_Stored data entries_
****************************************
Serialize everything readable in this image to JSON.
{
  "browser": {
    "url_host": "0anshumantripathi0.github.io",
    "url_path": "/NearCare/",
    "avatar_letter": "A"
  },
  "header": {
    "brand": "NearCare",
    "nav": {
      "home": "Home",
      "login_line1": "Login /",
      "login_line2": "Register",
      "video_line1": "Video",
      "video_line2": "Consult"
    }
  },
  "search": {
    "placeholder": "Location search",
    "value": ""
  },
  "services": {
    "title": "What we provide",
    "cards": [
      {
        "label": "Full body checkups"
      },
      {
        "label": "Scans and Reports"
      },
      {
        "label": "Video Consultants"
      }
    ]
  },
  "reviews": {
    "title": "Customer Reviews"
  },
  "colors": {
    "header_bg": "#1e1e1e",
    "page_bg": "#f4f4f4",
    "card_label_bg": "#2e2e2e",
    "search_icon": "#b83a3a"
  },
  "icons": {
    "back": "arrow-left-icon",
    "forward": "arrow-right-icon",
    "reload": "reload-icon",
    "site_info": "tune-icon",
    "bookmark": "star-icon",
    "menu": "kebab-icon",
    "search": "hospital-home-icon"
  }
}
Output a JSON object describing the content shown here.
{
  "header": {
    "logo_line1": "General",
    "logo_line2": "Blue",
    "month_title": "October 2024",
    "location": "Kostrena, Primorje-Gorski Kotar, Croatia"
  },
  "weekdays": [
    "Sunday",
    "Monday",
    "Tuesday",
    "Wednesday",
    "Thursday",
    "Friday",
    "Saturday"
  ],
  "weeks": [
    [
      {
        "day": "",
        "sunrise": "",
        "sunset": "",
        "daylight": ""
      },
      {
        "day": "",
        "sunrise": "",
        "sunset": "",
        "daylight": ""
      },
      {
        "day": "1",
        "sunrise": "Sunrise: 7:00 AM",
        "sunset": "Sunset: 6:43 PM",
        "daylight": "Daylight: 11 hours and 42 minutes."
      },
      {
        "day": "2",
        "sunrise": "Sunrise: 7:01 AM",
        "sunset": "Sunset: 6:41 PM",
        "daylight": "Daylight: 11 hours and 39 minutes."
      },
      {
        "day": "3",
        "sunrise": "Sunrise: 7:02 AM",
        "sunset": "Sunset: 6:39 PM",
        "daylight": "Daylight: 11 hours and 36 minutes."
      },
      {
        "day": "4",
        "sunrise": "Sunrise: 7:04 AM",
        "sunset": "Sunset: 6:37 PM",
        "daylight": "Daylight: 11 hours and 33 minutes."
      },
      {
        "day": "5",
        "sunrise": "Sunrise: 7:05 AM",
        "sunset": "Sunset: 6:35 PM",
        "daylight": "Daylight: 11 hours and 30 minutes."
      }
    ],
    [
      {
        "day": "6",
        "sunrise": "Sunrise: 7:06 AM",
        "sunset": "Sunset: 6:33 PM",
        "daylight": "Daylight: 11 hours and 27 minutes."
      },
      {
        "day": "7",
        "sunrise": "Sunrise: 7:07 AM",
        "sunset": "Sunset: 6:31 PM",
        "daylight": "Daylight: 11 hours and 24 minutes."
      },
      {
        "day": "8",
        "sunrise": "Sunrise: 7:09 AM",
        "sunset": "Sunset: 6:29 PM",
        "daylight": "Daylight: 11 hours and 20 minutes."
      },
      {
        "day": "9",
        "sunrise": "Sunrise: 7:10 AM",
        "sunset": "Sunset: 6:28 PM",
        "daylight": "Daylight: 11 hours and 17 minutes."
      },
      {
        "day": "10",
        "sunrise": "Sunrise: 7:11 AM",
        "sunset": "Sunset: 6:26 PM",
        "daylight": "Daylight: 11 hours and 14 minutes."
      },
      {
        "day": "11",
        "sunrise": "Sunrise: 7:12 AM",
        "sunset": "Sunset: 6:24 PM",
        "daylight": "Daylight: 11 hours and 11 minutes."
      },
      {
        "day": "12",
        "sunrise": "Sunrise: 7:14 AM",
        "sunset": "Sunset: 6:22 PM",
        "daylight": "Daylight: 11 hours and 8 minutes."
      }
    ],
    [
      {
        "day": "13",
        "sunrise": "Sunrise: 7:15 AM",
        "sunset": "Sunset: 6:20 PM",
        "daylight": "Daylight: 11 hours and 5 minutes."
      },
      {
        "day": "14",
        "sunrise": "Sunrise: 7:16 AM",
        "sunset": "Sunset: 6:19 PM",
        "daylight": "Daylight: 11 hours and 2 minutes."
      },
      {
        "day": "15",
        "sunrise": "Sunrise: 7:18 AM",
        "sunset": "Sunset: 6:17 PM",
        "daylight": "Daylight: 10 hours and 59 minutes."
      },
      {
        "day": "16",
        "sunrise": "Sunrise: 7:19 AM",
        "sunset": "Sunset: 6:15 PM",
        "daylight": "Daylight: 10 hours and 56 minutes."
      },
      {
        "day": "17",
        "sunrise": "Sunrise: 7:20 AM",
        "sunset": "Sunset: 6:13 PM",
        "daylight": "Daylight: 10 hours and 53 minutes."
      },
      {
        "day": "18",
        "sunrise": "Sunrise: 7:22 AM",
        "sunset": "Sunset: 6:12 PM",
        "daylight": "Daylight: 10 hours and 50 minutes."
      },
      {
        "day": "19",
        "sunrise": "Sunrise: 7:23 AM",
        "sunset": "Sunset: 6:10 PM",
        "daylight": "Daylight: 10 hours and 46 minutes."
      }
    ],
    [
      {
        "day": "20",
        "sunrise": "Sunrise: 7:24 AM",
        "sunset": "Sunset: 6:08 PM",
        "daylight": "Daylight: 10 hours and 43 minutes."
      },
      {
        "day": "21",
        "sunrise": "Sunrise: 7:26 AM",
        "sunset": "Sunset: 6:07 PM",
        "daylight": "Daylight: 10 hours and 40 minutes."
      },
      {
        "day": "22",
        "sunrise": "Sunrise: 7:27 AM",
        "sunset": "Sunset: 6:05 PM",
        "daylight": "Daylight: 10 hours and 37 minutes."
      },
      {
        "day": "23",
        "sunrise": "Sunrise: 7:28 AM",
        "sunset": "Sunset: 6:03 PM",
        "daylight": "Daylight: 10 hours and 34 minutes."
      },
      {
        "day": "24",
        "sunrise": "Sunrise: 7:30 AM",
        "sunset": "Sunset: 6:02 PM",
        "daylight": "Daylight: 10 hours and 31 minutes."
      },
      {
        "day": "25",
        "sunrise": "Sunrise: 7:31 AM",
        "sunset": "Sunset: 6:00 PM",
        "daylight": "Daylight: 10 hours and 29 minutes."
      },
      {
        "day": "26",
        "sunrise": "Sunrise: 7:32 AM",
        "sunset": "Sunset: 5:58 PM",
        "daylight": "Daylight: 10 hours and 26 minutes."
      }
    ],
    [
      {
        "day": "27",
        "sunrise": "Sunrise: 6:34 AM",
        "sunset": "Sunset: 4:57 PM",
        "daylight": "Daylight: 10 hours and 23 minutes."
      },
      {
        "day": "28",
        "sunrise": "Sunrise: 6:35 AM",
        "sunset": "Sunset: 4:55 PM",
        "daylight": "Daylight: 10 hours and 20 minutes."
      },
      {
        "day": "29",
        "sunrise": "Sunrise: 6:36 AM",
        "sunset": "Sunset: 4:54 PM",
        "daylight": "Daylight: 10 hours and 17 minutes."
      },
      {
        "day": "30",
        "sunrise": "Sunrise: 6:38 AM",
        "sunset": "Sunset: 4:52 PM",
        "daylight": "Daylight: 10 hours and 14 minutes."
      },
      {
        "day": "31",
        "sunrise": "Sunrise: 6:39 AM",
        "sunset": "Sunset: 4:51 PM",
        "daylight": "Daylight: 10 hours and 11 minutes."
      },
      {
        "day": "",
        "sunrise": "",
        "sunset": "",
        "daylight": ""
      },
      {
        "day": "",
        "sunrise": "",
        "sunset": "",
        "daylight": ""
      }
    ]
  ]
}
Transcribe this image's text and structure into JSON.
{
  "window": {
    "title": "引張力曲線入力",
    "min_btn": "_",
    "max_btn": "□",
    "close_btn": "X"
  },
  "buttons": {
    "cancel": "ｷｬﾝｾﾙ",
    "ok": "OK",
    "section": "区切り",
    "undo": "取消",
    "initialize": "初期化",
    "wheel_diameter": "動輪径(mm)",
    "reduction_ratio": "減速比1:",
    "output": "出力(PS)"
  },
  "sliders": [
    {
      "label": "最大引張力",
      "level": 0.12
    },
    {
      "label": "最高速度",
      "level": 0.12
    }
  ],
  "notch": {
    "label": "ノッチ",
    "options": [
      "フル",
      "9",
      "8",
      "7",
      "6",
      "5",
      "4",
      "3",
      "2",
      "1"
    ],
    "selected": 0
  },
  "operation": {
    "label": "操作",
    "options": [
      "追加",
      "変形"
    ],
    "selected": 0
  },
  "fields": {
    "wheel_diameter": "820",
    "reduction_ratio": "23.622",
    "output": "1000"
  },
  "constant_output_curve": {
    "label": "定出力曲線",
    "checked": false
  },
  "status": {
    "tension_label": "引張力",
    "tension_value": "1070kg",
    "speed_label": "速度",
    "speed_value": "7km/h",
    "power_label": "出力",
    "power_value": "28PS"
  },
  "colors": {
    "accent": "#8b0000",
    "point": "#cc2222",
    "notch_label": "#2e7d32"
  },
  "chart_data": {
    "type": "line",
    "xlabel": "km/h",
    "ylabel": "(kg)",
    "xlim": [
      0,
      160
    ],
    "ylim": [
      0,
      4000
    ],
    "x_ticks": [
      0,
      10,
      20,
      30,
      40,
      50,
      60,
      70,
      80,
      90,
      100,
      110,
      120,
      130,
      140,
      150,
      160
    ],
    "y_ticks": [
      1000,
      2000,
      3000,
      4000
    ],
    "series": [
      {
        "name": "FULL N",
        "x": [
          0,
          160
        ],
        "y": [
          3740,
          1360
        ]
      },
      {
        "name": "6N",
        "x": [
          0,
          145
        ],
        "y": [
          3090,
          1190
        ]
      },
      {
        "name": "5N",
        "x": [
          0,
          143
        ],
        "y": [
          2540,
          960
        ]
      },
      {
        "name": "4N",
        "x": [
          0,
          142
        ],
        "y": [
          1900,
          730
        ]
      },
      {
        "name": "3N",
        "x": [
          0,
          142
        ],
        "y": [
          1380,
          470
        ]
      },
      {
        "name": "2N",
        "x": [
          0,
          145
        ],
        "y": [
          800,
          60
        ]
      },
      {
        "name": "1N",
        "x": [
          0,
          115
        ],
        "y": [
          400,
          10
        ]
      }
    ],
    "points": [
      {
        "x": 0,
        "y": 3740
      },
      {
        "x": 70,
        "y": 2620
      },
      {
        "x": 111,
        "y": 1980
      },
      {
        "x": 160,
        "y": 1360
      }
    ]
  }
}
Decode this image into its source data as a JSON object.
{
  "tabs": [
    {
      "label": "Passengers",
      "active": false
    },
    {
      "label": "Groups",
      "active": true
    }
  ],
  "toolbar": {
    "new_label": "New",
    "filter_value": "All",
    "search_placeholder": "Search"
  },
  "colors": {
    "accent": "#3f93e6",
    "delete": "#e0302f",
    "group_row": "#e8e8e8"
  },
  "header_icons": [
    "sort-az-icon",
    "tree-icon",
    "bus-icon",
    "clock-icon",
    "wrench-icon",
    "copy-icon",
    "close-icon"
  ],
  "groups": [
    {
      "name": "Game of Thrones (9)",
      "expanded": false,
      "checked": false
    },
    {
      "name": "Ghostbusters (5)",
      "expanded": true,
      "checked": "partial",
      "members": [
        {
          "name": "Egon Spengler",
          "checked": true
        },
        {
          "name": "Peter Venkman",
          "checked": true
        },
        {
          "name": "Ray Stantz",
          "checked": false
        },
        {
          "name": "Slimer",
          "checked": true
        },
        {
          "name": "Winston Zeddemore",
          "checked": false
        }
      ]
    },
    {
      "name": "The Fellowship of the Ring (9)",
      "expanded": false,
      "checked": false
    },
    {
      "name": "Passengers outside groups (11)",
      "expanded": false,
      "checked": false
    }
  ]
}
****************************************
_TASK BRIEF_
Exactly and only the lines from the one containing "Decode this image" through the end of the material are to be reproduced, both ends included.

_FINISHED EXERCISE_
Decode this image into its source data as a JSON object.
{
  "tabs": [
    {
      "label": "Passengers",
      "active": false
    },
    {
      "label": "Groups",
      "active": true
    }
  ],
  "toolbar": {
    "new_label": "New",
    "filter_value": "All",
    "search_placeholder": "Search"
  },
  "colors": {
    "accent": "#3f93e6",
    "delete": "#e0302f",
    "group_row": "#e8e8e8"
  },
  "header_icons": [
    "sort-az-icon",
    "tree-icon",
    "bus-icon",
    "clock-icon",
    "wrench-icon",
    "copy-icon",
    "close-icon"
  ],
  "groups": [
    {
      "name": "Game of Thrones (9)",
      "expanded": false,
      "checked": false
    },
    {
      "name": "Ghostbusters (5)",
      "expanded": true,
      "checked": "partial",
      "members": [
        {
          "name": "Egon Spengler",
          "checked": true
        },
        {
          "name": "Peter Venkman",
          "checked": true
        },
        {
          "name": "Ray Stantz",
          "checked": false
        },
        {
          "name": "Slimer",
          "checked": true
        },
        {
          "name": "Winston Zeddemore",
          "checked": false
        }
      ]
    },
    {
      "name": "The Fellowship of the Ring (9)",
      "expanded": false,
      "checked": false
    },
    {
      "name": "Passengers outside groups (11)",
      "expanded": false,
      "checked": false
    }
  ]
}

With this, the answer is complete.